Instructions for the task.
Look for "Output" in each line of the entries, and return the matching lines.

Record extracts.
========
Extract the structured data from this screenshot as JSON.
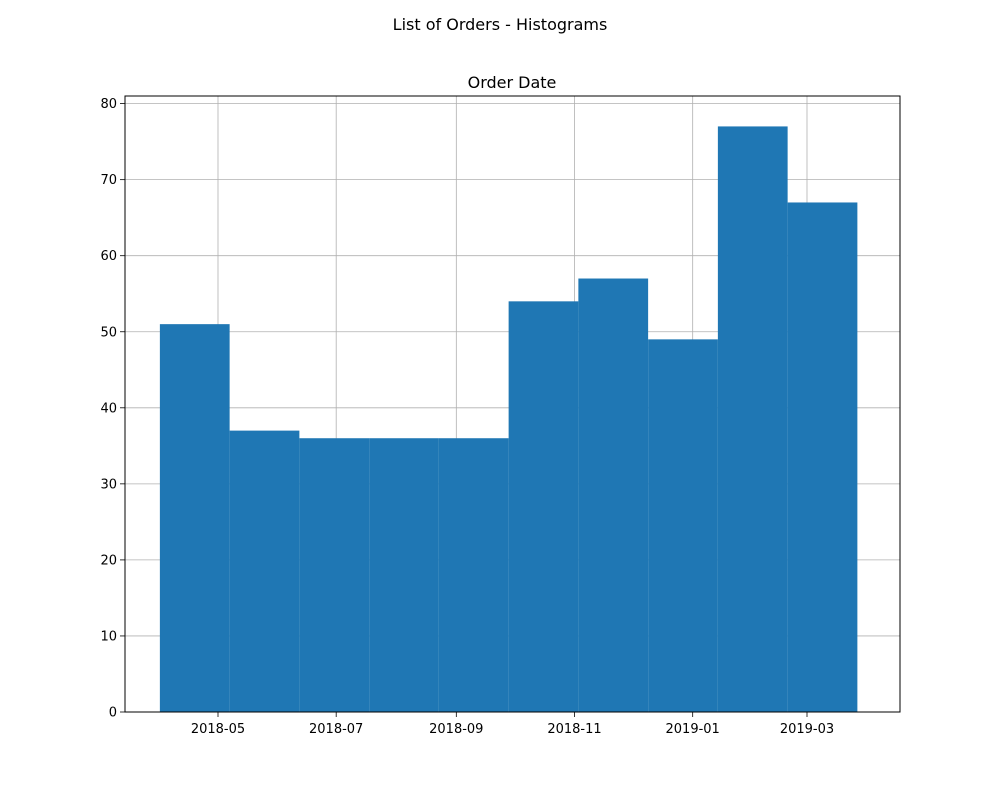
{
  "figure": {
    "suptitle": "List of Orders - Histograms"
  },
  "chart_data": {
    "type": "bar",
    "title": "Order Date",
    "xlabel": "",
    "ylabel": "",
    "x_axis": "date",
    "xlim": [
      "2018-03-14",
      "2019-04-18"
    ],
    "ylim": [
      0,
      81
    ],
    "yticks": [
      0,
      10,
      20,
      30,
      40,
      50,
      60,
      70,
      80
    ],
    "xticks": [
      {
        "date": "2018-05-01",
        "label": "2018-05"
      },
      {
        "date": "2018-07-01",
        "label": "2018-07"
      },
      {
        "date": "2018-09-01",
        "label": "2018-09"
      },
      {
        "date": "2018-11-01",
        "label": "2018-11"
      },
      {
        "date": "2019-01-01",
        "label": "2019-01"
      },
      {
        "date": "2019-03-01",
        "label": "2019-03"
      }
    ],
    "bin_edges": [
      "2018-04-01",
      "2018-05-07",
      "2018-06-12",
      "2018-07-18",
      "2018-08-23",
      "2018-09-28",
      "2018-11-03",
      "2018-12-09",
      "2019-01-14",
      "2019-02-19",
      "2019-03-27"
    ],
    "values": [
      51,
      37,
      36,
      36,
      36,
      54,
      57,
      49,
      77,
      67
    ],
    "grid": true,
    "bar_color": "#1f77b4"
  }
}
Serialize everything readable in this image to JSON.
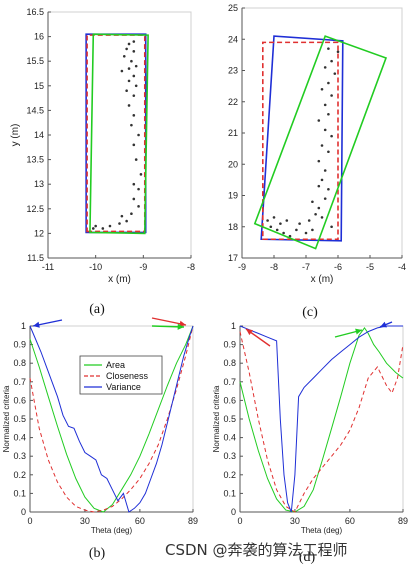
{
  "watermark": "CSDN @奔袭的算法工程师",
  "chart_data": [
    {
      "id": "a",
      "type": "scatter",
      "caption": "(a)",
      "xlabel": "x (m)",
      "ylabel": "y (m)",
      "xlim": [
        -11,
        -8
      ],
      "ylim": [
        11.5,
        16.5
      ],
      "xticks": [
        -11,
        -10,
        -9,
        -8
      ],
      "yticks": [
        11.5,
        12,
        12.5,
        13,
        13.5,
        14,
        14.5,
        15,
        15.5,
        16,
        16.5
      ],
      "points": [
        [
          -9.3,
          15.85
        ],
        [
          -9.2,
          15.9
        ],
        [
          -9.35,
          15.75
        ],
        [
          -9.2,
          15.7
        ],
        [
          -9.4,
          15.6
        ],
        [
          -9.25,
          15.5
        ],
        [
          -9.15,
          15.4
        ],
        [
          -9.3,
          15.35
        ],
        [
          -9.45,
          15.3
        ],
        [
          -9.2,
          15.2
        ],
        [
          -9.3,
          15.1
        ],
        [
          -9.15,
          15.0
        ],
        [
          -9.35,
          14.9
        ],
        [
          -9.2,
          14.8
        ],
        [
          -9.3,
          14.6
        ],
        [
          -9.2,
          14.4
        ],
        [
          -9.25,
          14.2
        ],
        [
          -9.1,
          14.0
        ],
        [
          -9.2,
          13.8
        ],
        [
          -9.15,
          13.5
        ],
        [
          -9.05,
          13.2
        ],
        [
          -9.2,
          13.0
        ],
        [
          -9.1,
          12.9
        ],
        [
          -9.2,
          12.7
        ],
        [
          -9.1,
          12.55
        ],
        [
          -9.25,
          12.4
        ],
        [
          -9.45,
          12.35
        ],
        [
          -9.35,
          12.25
        ],
        [
          -9.7,
          12.15
        ],
        [
          -9.85,
          12.1
        ],
        [
          -9.5,
          12.2
        ],
        [
          -10.05,
          12.1
        ],
        [
          -10.0,
          12.15
        ]
      ],
      "boxes": [
        {
          "color": "#1f2fd6",
          "style": "solid",
          "corners": [
            [
              -10.2,
              12.02
            ],
            [
              -8.95,
              12.02
            ],
            [
              -8.95,
              16.05
            ],
            [
              -10.2,
              16.05
            ]
          ]
        },
        {
          "color": "#e03030",
          "style": "dashed",
          "corners": [
            [
              -10.18,
              12.04
            ],
            [
              -8.97,
              12.04
            ],
            [
              -8.97,
              16.03
            ],
            [
              -10.18,
              16.03
            ]
          ]
        },
        {
          "color": "#22cc22",
          "style": "solid",
          "corners": [
            [
              -10.12,
              12.02
            ],
            [
              -8.97,
              12.0
            ],
            [
              -8.9,
              16.03
            ],
            [
              -10.05,
              16.05
            ]
          ]
        }
      ]
    },
    {
      "id": "c",
      "type": "scatter",
      "caption": "(c)",
      "xlabel": "x (m)",
      "ylabel": "",
      "xlim": [
        -9,
        -4
      ],
      "ylim": [
        17,
        25
      ],
      "xticks": [
        -9,
        -8,
        -7,
        -6,
        -5,
        -4
      ],
      "yticks": [
        17,
        18,
        19,
        20,
        21,
        22,
        23,
        24,
        25
      ],
      "points": [
        [
          -6.3,
          23.7
        ],
        [
          -6.0,
          23.6
        ],
        [
          -6.2,
          23.3
        ],
        [
          -6.4,
          23.1
        ],
        [
          -6.1,
          22.9
        ],
        [
          -6.3,
          22.6
        ],
        [
          -6.5,
          22.4
        ],
        [
          -6.2,
          22.2
        ],
        [
          -6.4,
          21.9
        ],
        [
          -6.3,
          21.6
        ],
        [
          -6.6,
          21.4
        ],
        [
          -6.4,
          21.1
        ],
        [
          -6.2,
          20.9
        ],
        [
          -6.5,
          20.6
        ],
        [
          -6.3,
          20.4
        ],
        [
          -6.6,
          20.1
        ],
        [
          -6.4,
          19.8
        ],
        [
          -6.5,
          19.5
        ],
        [
          -6.3,
          19.2
        ],
        [
          -6.4,
          18.9
        ],
        [
          -6.6,
          18.6
        ],
        [
          -6.5,
          18.3
        ],
        [
          -6.2,
          18.0
        ],
        [
          -6.8,
          17.9
        ],
        [
          -7.0,
          17.8
        ],
        [
          -7.3,
          17.9
        ],
        [
          -7.5,
          17.7
        ],
        [
          -7.7,
          17.8
        ],
        [
          -7.9,
          17.9
        ],
        [
          -8.1,
          18.0
        ],
        [
          -8.2,
          18.2
        ],
        [
          -8.0,
          18.3
        ],
        [
          -7.8,
          18.1
        ],
        [
          -7.6,
          18.2
        ],
        [
          -7.2,
          18.1
        ],
        [
          -6.9,
          18.2
        ],
        [
          -6.7,
          18.4
        ],
        [
          -6.8,
          18.8
        ],
        [
          -6.6,
          19.3
        ]
      ],
      "boxes": [
        {
          "color": "#1f2fd6",
          "style": "solid",
          "corners": [
            [
              -8.4,
              17.6
            ],
            [
              -5.9,
              17.55
            ],
            [
              -5.85,
              23.95
            ],
            [
              -8.0,
              24.1
            ]
          ]
        },
        {
          "color": "#e03030",
          "style": "dashed",
          "corners": [
            [
              -8.35,
              17.6
            ],
            [
              -6.0,
              17.6
            ],
            [
              -6.0,
              23.9
            ],
            [
              -8.35,
              23.9
            ]
          ]
        },
        {
          "color": "#22cc22",
          "style": "solid",
          "corners": [
            [
              -8.6,
              18.1
            ],
            [
              -6.7,
              17.3
            ],
            [
              -4.5,
              23.4
            ],
            [
              -6.4,
              24.1
            ]
          ]
        }
      ]
    },
    {
      "id": "b",
      "type": "line",
      "caption": "(b)",
      "xlabel": "Theta (deg)",
      "ylabel": "Normalized criteria",
      "xlim": [
        0,
        89
      ],
      "ylim": [
        0,
        1
      ],
      "xticks": [
        0,
        30,
        60,
        89
      ],
      "yticks": [
        0,
        0.1,
        0.2,
        0.3,
        0.4,
        0.5,
        0.6,
        0.7,
        0.8,
        0.9,
        1
      ],
      "legend": [
        "Area",
        "Closeness",
        "Variance"
      ],
      "legend_position": "upper-middle",
      "series": [
        {
          "name": "Area",
          "color": "#22cc22",
          "style": "solid",
          "x": [
            0,
            5,
            10,
            15,
            20,
            25,
            30,
            35,
            40,
            45,
            50,
            55,
            60,
            65,
            70,
            75,
            80,
            85,
            89
          ],
          "y": [
            0.93,
            0.78,
            0.62,
            0.46,
            0.31,
            0.18,
            0.08,
            0.02,
            0.0,
            0.04,
            0.12,
            0.2,
            0.3,
            0.42,
            0.55,
            0.68,
            0.8,
            0.9,
            1.0
          ]
        },
        {
          "name": "Closeness",
          "color": "#e03030",
          "style": "dashed",
          "x": [
            0,
            5,
            10,
            15,
            20,
            25,
            30,
            35,
            40,
            45,
            50,
            55,
            60,
            65,
            70,
            75,
            80,
            85,
            89
          ],
          "y": [
            0.72,
            0.45,
            0.28,
            0.16,
            0.08,
            0.03,
            0.01,
            0.0,
            0.01,
            0.03,
            0.07,
            0.12,
            0.18,
            0.26,
            0.36,
            0.5,
            0.66,
            0.84,
            1.0
          ]
        },
        {
          "name": "Variance",
          "color": "#1f2fd6",
          "style": "solid",
          "x": [
            0,
            3,
            6,
            9,
            12,
            15,
            18,
            21,
            24,
            27,
            30,
            33,
            36,
            39,
            42,
            45,
            48,
            51,
            54,
            57,
            60,
            63,
            66,
            69,
            72,
            75,
            78,
            81,
            84,
            87,
            89
          ],
          "y": [
            1.0,
            0.93,
            0.86,
            0.78,
            0.7,
            0.62,
            0.52,
            0.46,
            0.45,
            0.38,
            0.32,
            0.3,
            0.28,
            0.2,
            0.18,
            0.12,
            0.06,
            0.1,
            0.0,
            0.02,
            0.05,
            0.1,
            0.18,
            0.26,
            0.36,
            0.48,
            0.6,
            0.72,
            0.84,
            0.94,
            1.0
          ]
        }
      ]
    },
    {
      "id": "d",
      "type": "line",
      "caption": "(d)",
      "xlabel": "Theta (deg)",
      "ylabel": "Normalized criteria",
      "xlim": [
        0,
        89
      ],
      "ylim": [
        0,
        1
      ],
      "xticks": [
        0,
        30,
        60,
        89
      ],
      "yticks": [
        0,
        0.1,
        0.2,
        0.3,
        0.4,
        0.5,
        0.6,
        0.7,
        0.8,
        0.9,
        1
      ],
      "series": [
        {
          "name": "Area",
          "color": "#22cc22",
          "style": "solid",
          "x": [
            0,
            5,
            10,
            15,
            20,
            25,
            30,
            35,
            40,
            45,
            50,
            55,
            60,
            65,
            68,
            70,
            73,
            76,
            80,
            85,
            89
          ],
          "y": [
            0.7,
            0.5,
            0.33,
            0.18,
            0.07,
            0.01,
            0.0,
            0.03,
            0.12,
            0.28,
            0.45,
            0.62,
            0.8,
            0.95,
            0.99,
            0.96,
            0.9,
            0.86,
            0.8,
            0.75,
            0.72
          ]
        },
        {
          "name": "Closeness",
          "color": "#e03030",
          "style": "dashed",
          "x": [
            0,
            5,
            10,
            15,
            20,
            25,
            30,
            35,
            40,
            45,
            50,
            55,
            60,
            65,
            70,
            75,
            80,
            83,
            86,
            89
          ],
          "y": [
            0.97,
            0.75,
            0.5,
            0.28,
            0.12,
            0.03,
            0.0,
            0.1,
            0.18,
            0.24,
            0.3,
            0.36,
            0.44,
            0.56,
            0.72,
            0.78,
            0.68,
            0.64,
            0.72,
            0.9
          ]
        },
        {
          "name": "Variance",
          "color": "#1f2fd6",
          "style": "solid",
          "x": [
            0,
            5,
            10,
            15,
            20,
            22,
            24,
            26,
            28,
            30,
            32,
            35,
            40,
            45,
            50,
            55,
            60,
            65,
            70,
            75,
            80,
            85,
            89
          ],
          "y": [
            1.0,
            0.98,
            0.96,
            0.94,
            0.92,
            0.5,
            0.2,
            0.05,
            0.0,
            0.2,
            0.62,
            0.67,
            0.72,
            0.77,
            0.82,
            0.86,
            0.9,
            0.94,
            0.97,
            0.99,
            1.0,
            1.0,
            1.0
          ]
        }
      ]
    }
  ]
}
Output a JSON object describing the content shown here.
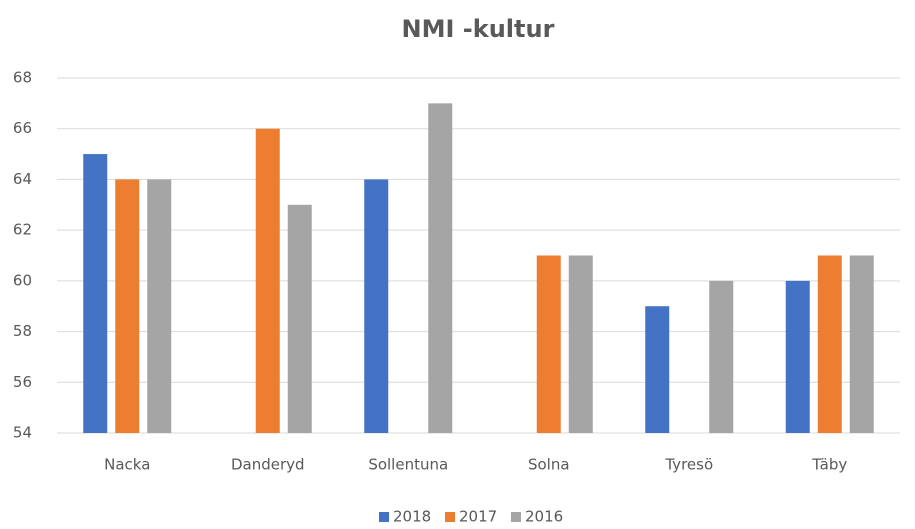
{
  "chart_data": {
    "type": "bar",
    "title": "NMI -kultur",
    "categories": [
      "Nacka",
      "Danderyd",
      "Sollentuna",
      "Solna",
      "Tyresö",
      "Täby"
    ],
    "series": [
      {
        "name": "2018",
        "color": "#4472c4",
        "values": [
          65,
          null,
          64,
          null,
          59,
          60
        ]
      },
      {
        "name": "2017",
        "color": "#ed7d31",
        "values": [
          64,
          66,
          null,
          61,
          null,
          61
        ]
      },
      {
        "name": "2016",
        "color": "#a5a5a5",
        "values": [
          64,
          63,
          67,
          61,
          60,
          61
        ]
      }
    ],
    "ylim": [
      54,
      68
    ],
    "yticks": [
      54,
      56,
      58,
      60,
      62,
      64,
      66,
      68
    ],
    "grid": true,
    "legend": "bottom"
  }
}
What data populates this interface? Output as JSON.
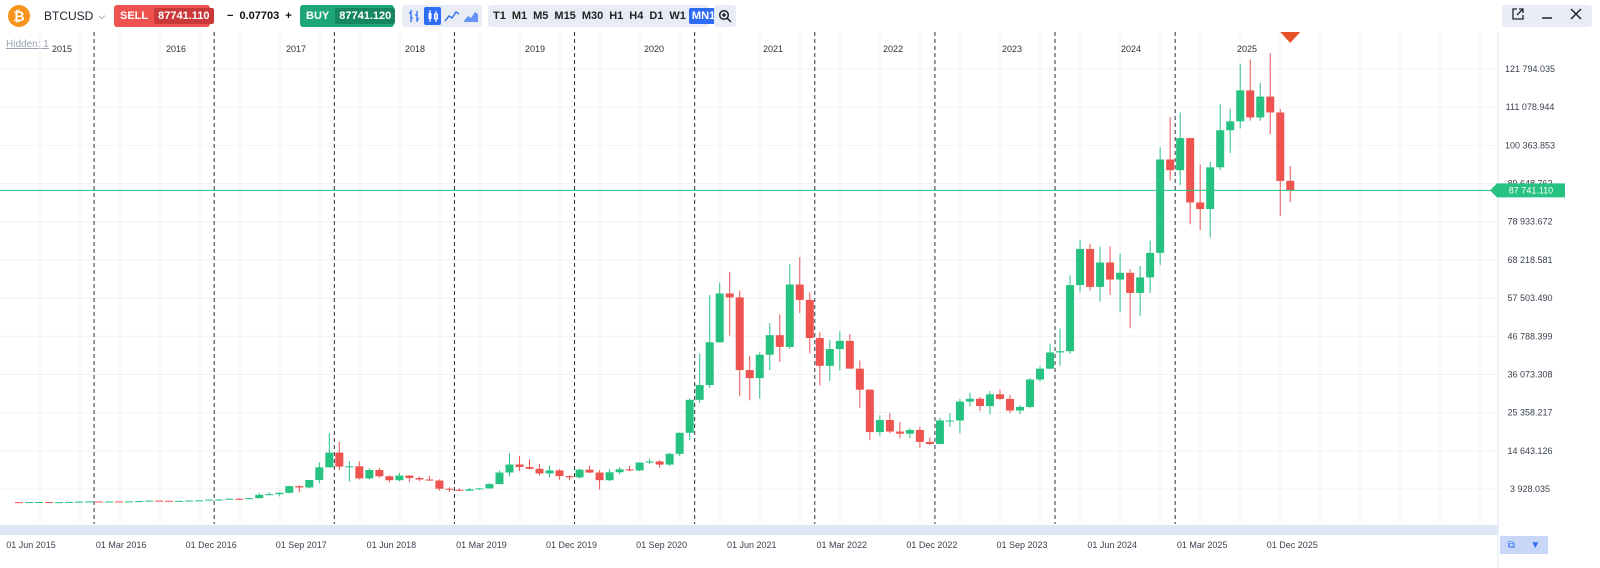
========
Task answer.
Output a JSON object describing the content shown here.
What data populates this interface? Output as JSON.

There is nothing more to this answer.